Required work:
Retype all of the entries word for word.

══ Task input

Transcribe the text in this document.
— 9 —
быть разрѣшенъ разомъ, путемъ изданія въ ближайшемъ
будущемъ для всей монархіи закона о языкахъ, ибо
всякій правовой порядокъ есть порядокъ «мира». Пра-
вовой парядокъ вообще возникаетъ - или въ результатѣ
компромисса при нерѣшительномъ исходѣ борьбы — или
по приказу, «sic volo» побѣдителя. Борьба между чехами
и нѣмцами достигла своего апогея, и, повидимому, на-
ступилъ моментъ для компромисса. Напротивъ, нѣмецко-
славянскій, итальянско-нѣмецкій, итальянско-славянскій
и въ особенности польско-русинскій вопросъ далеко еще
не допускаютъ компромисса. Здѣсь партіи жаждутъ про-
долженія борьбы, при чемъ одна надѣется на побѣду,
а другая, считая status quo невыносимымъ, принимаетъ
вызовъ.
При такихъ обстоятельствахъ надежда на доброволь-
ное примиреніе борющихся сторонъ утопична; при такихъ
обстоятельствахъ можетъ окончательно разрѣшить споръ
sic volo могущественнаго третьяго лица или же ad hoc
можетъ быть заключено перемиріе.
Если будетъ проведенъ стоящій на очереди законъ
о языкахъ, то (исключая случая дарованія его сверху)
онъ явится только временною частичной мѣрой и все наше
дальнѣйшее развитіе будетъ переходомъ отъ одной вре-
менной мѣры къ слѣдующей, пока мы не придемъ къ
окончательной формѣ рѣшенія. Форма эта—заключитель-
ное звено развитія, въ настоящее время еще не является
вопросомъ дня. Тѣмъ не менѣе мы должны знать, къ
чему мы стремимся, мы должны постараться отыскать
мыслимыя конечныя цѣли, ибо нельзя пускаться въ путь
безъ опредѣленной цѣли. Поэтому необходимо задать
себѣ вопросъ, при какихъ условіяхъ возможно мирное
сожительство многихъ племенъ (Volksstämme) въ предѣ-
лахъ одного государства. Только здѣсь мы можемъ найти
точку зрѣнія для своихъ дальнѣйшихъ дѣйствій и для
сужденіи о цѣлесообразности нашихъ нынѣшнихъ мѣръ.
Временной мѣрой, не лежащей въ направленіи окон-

════

Answer:
Transcribe the text in this document.
— 9 —
быть разрѣшенъ разомъ, путемъ изданія въ ближайшемъ
будущемъ для всей монархіи закона о языкахъ, ибо
всякій правовой порядокъ есть порядокъ «мира». Пра-
вовой парядокъ вообще возникаетъ - или въ результатѣ
компромисса при нерѣшительномъ исходѣ борьбы — или
по приказу, «sic volo» побѣдителя. Борьба между чехами
и нѣмцами достигла своего апогея, и, повидимому, на-
ступилъ моментъ для компромисса. Напротивъ, нѣмецко-
славянскій, итальянско-нѣмецкій, итальянско-славянскій
и въ особенности польско-русинскій вопросъ далеко еще
не допускаютъ компромисса. Здѣсь партіи жаждутъ про-
долженія борьбы, при чемъ одна надѣется на побѣду,
а другая, считая status quo невыносимымъ, принимаетъ
вызовъ.
При такихъ обстоятельствахъ надежда на доброволь-
ное примиреніе борющихся сторонъ утопична; при такихъ
обстоятельствахъ можетъ окончательно разрѣшить споръ
sic volo могущественнаго третьяго лица или же ad hoc
можетъ быть заключено перемиріе.
Если будетъ проведенъ стоящій на очереди законъ
о языкахъ, то (исключая случая дарованія его сверху)
онъ явится только временною частичной мѣрой и все наше
дальнѣйшее развитіе будетъ переходомъ отъ одной вре-
менной мѣры къ слѣдующей, пока мы не придемъ къ
окончательной формѣ рѣшенія. Форма эта—заключитель-
ное звено развитія, въ настоящее время еще не является
вопросомъ дня. Тѣмъ не менѣе мы должны знать, къ
чему мы стремимся, мы должны постараться отыскать
мыслимыя конечныя цѣли, ибо нельзя пускаться въ путь
безъ опредѣленной цѣли. Поэтому необходимо задать
себѣ вопросъ, при какихъ условіяхъ возможно мирное
сожительство многихъ племенъ (Volksstämme) въ предѣ-
лахъ одного государства. Только здѣсь мы можемъ найти
точку зрѣнія для своихъ дальнѣйшихъ дѣйствій и для
сужденіи о цѣлесообразности нашихъ нынѣшнихъ мѣръ.
Временной мѣрой, не лежащей въ направленіи окон-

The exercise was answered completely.